>> start SOURCE DATA

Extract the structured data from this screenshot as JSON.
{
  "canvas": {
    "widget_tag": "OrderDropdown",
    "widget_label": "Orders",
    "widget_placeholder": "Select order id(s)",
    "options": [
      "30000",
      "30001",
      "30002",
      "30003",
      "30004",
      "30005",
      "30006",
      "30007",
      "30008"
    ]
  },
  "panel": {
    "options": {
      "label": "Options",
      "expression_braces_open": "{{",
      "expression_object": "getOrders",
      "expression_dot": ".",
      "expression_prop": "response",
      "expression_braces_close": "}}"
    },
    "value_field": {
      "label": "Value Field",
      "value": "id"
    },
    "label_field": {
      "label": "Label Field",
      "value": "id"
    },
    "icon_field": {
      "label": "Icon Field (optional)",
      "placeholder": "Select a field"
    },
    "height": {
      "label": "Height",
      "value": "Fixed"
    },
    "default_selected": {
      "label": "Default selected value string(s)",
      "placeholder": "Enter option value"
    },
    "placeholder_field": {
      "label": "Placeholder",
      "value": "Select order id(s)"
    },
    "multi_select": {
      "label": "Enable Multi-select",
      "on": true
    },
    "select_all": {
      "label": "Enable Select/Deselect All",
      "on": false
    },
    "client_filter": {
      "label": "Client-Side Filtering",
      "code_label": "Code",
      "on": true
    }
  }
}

>> end SOURCE DATA

→ EXERCISE BRIEF:
Exactly as shown, repeat every record.

→ COMPLETE OUTPUT:
Extract the structured data from this screenshot as JSON.
{
  "canvas": {
    "widget_tag": "OrderDropdown",
    "widget_label": "Orders",
    "widget_placeholder": "Select order id(s)",
    "options": [
      "30000",
      "30001",
      "30002",
      "30003",
      "30004",
      "30005",
      "30006",
      "30007",
      "30008"
    ]
  },
  "panel": {
    "options": {
      "label": "Options",
      "expression_braces_open": "{{",
      "expression_object": "getOrders",
      "expression_dot": ".",
      "expression_prop": "response",
      "expression_braces_close": "}}"
    },
    "value_field": {
      "label": "Value Field",
      "value": "id"
    },
    "label_field": {
      "label": "Label Field",
      "value": "id"
    },
    "icon_field": {
      "label": "Icon Field (optional)",
      "placeholder": "Select a field"
    },
    "height": {
      "label": "Height",
      "value": "Fixed"
    },
    "default_selected": {
      "label": "Default selected value string(s)",
      "placeholder": "Enter option value"
    },
    "placeholder_field": {
      "label": "Placeholder",
      "value": "Select order id(s)"
    },
    "multi_select": {
      "label": "Enable Multi-select",
      "on": true
    },
    "select_all": {
      "label": "Enable Select/Deselect All",
      "on": false
    },
    "client_filter": {
      "label": "Client-Side Filtering",
      "code_label": "Code",
      "on": true
    }
  }
}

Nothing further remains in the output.